◆ **Request**
In the material below, find every line with "year" and pull it out.

◆ **Material provided**
+--

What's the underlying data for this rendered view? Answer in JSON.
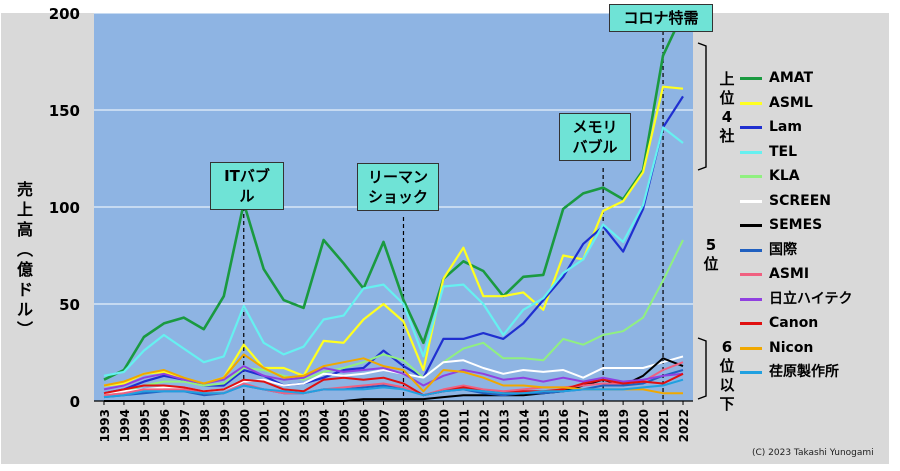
{
  "chart_data": {
    "type": "line",
    "ylabel_chars": [
      "売",
      "上",
      "高",
      "︵",
      "億",
      "ド",
      "ル",
      "︶"
    ],
    "ylim": [
      0,
      200
    ],
    "yticks": [
      "0",
      "50",
      "100",
      "150",
      "200"
    ],
    "x": [
      "1993",
      "1994",
      "1995",
      "1996",
      "1997",
      "1998",
      "1999",
      "2000",
      "2001",
      "2002",
      "2003",
      "2004",
      "2005",
      "2006",
      "2007",
      "2008",
      "2009",
      "2010",
      "2011",
      "2012",
      "2013",
      "2014",
      "2015",
      "2016",
      "2017",
      "2018",
      "2019",
      "2020",
      "2021",
      "2022"
    ],
    "grid": true,
    "legend_position": "right",
    "series": [
      {
        "name": "AMAT",
        "color": "#1a9a40",
        "width": 2.6,
        "values": [
          11,
          16,
          33,
          40,
          43,
          37,
          54,
          102,
          68,
          52,
          48,
          83,
          71,
          58,
          82,
          52,
          30,
          63,
          72,
          67,
          54,
          64,
          65,
          99,
          107,
          110,
          104,
          119,
          178,
          200
        ]
      },
      {
        "name": "ASML",
        "color": "#ffff20",
        "width": 2.2,
        "values": [
          8,
          9,
          14,
          15,
          11,
          9,
          12,
          29,
          17,
          17,
          13,
          31,
          30,
          42,
          50,
          41,
          16,
          63,
          79,
          54,
          54,
          56,
          47,
          75,
          73,
          98,
          103,
          118,
          162,
          161
        ]
      },
      {
        "name": "Lam",
        "color": "#1f2fd0",
        "width": 2.2,
        "values": [
          4,
          6,
          10,
          13,
          11,
          8,
          8,
          16,
          13,
          8,
          9,
          12,
          16,
          17,
          26,
          18,
          12,
          32,
          32,
          35,
          32,
          40,
          52,
          64,
          81,
          90,
          77,
          99,
          141,
          157
        ]
      },
      {
        "name": "TEL",
        "color": "#66f0f0",
        "width": 2.2,
        "values": [
          13,
          15,
          26,
          34,
          27,
          20,
          23,
          49,
          30,
          24,
          28,
          42,
          44,
          58,
          60,
          50,
          23,
          59,
          60,
          50,
          34,
          47,
          53,
          66,
          73,
          91,
          82,
          101,
          141,
          133
        ]
      },
      {
        "name": "KLA",
        "color": "#90f080",
        "width": 2.0,
        "values": [
          3,
          5,
          8,
          10,
          10,
          8,
          9,
          17,
          16,
          13,
          11,
          15,
          17,
          20,
          24,
          21,
          12,
          20,
          27,
          30,
          22,
          22,
          21,
          32,
          29,
          34,
          36,
          43,
          62,
          83
        ]
      },
      {
        "name": "SCREEN",
        "color": "#ffffff",
        "width": 2.0,
        "values": [
          4,
          5,
          6,
          7,
          7,
          5,
          6,
          10,
          11,
          8,
          9,
          14,
          13,
          14,
          16,
          14,
          12,
          20,
          21,
          17,
          14,
          16,
          15,
          16,
          12,
          17,
          17,
          17,
          20,
          23
        ]
      },
      {
        "name": "SEMES",
        "color": "#000000",
        "width": 2.0,
        "values": [
          0,
          0,
          0,
          0,
          0,
          0,
          0,
          0,
          0,
          0,
          0,
          0,
          0,
          1,
          1,
          1,
          1,
          2,
          3,
          3,
          3,
          3,
          4,
          5,
          8,
          11,
          8,
          13,
          22,
          18
        ]
      },
      {
        "name": "国際",
        "color": "#2060c0",
        "width": 2.0,
        "values": [
          2,
          3,
          4,
          5,
          5,
          3,
          4,
          8,
          6,
          4,
          4,
          6,
          6,
          7,
          8,
          7,
          3,
          5,
          6,
          4,
          3,
          4,
          4,
          5,
          6,
          8,
          8,
          9,
          13,
          16
        ]
      },
      {
        "name": "ASMI",
        "color": "#f06080",
        "width": 2.0,
        "values": [
          3,
          4,
          6,
          6,
          6,
          4,
          4,
          9,
          6,
          4,
          4,
          6,
          7,
          8,
          9,
          7,
          3,
          6,
          8,
          6,
          5,
          6,
          7,
          7,
          8,
          9,
          9,
          10,
          16,
          20
        ]
      },
      {
        "name": "日立ハイテク",
        "color": "#9040e0",
        "width": 2.0,
        "values": [
          6,
          8,
          12,
          14,
          11,
          9,
          11,
          18,
          13,
          11,
          12,
          17,
          15,
          16,
          17,
          14,
          8,
          13,
          16,
          14,
          11,
          12,
          10,
          12,
          10,
          12,
          10,
          11,
          13,
          14
        ]
      },
      {
        "name": "Canon",
        "color": "#e01010",
        "width": 2.0,
        "values": [
          4,
          6,
          8,
          8,
          7,
          5,
          6,
          11,
          10,
          6,
          5,
          11,
          12,
          11,
          12,
          9,
          3,
          5,
          7,
          5,
          4,
          5,
          5,
          6,
          9,
          11,
          9,
          10,
          9,
          14
        ]
      },
      {
        "name": "Nicon",
        "color": "#f0a800",
        "width": 2.0,
        "values": [
          8,
          10,
          14,
          16,
          12,
          9,
          12,
          24,
          17,
          12,
          13,
          18,
          20,
          22,
          18,
          16,
          5,
          16,
          15,
          12,
          8,
          8,
          7,
          7,
          6,
          6,
          6,
          6,
          4,
          4
        ]
      },
      {
        "name": "荏原製作所",
        "color": "#20a0e0",
        "width": 2.0,
        "values": [
          2,
          3,
          5,
          5,
          5,
          4,
          4,
          8,
          6,
          5,
          4,
          6,
          6,
          6,
          7,
          6,
          3,
          5,
          6,
          5,
          4,
          4,
          5,
          5,
          6,
          6,
          6,
          7,
          8,
          11
        ]
      }
    ],
    "annotations": [
      {
        "text_lines": [
          "ITバブル"
        ],
        "year": "2000"
      },
      {
        "text_lines": [
          "リーマン",
          "ショック"
        ],
        "year": "2008"
      },
      {
        "text_lines": [
          "メモリ",
          "バブル"
        ],
        "year": "2018"
      },
      {
        "text_lines": [
          "コロナ特需"
        ],
        "year": "2021"
      }
    ],
    "rank_groups": [
      {
        "chars": [
          "上",
          "位",
          "4",
          "社"
        ]
      },
      {
        "chars": [
          "5",
          "位"
        ]
      },
      {
        "chars": [
          "6",
          "位",
          "以",
          "下"
        ]
      }
    ]
  },
  "copyright": "(C) 2023 Takashi Yunogami"
}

+--

◆ **The result**
        "year": "2000"
        "year": "2008"
        "year": "2018"
        "year": "2021"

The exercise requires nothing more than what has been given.